DATASET ROWS =>
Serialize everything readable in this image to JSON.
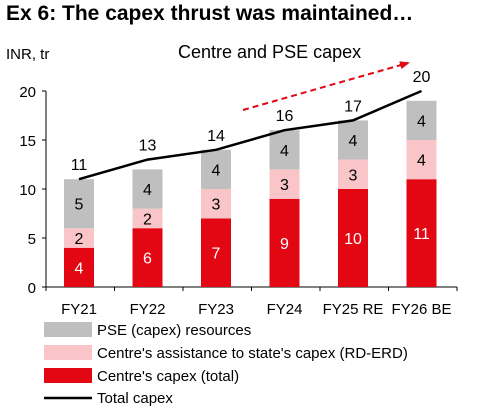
{
  "chart_data": {
    "type": "bar",
    "title": "Ex 6: The capex thrust was maintained…",
    "ylabel": "INR, tr",
    "ylim": [
      0,
      20
    ],
    "yticks": [
      0,
      5,
      10,
      15,
      20
    ],
    "categories": [
      "FY21",
      "FY22",
      "FY23",
      "FY24",
      "FY25 RE",
      "FY26 BE"
    ],
    "series": [
      {
        "name": "Centre's capex (total)",
        "values": [
          4,
          6,
          7,
          9,
          10,
          11
        ],
        "color": "#e30613",
        "label_color": "#ffffff"
      },
      {
        "name": "Centre's assistance to state's capex (RD-ERD)",
        "values": [
          2,
          2,
          3,
          3,
          3,
          4
        ],
        "color": "#f9c5c8",
        "label_color": "#000000"
      },
      {
        "name": "PSE (capex) resources",
        "values": [
          5,
          4,
          4,
          4,
          4,
          4
        ],
        "color": "#bfbfbf",
        "label_color": "#000000"
      }
    ],
    "line": {
      "name": "Total capex",
      "values": [
        11,
        13,
        14,
        16,
        17,
        20
      ],
      "color": "#000000"
    },
    "annotation": {
      "text": "Centre and PSE capex",
      "arrow_color": "#e30613"
    },
    "legend_order": [
      "PSE (capex) resources",
      "Centre's assistance to state's capex (RD-ERD)",
      "Centre's capex (total)",
      "Total capex"
    ],
    "legend_position": "bottom",
    "grid": false
  }
}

WHAT IS EXPECTED => Copy every line in the entries above that has the string "resources" in it.

FINISHED EXERCISE =>
        "name": "PSE (capex) resources",
      "PSE (capex) resources",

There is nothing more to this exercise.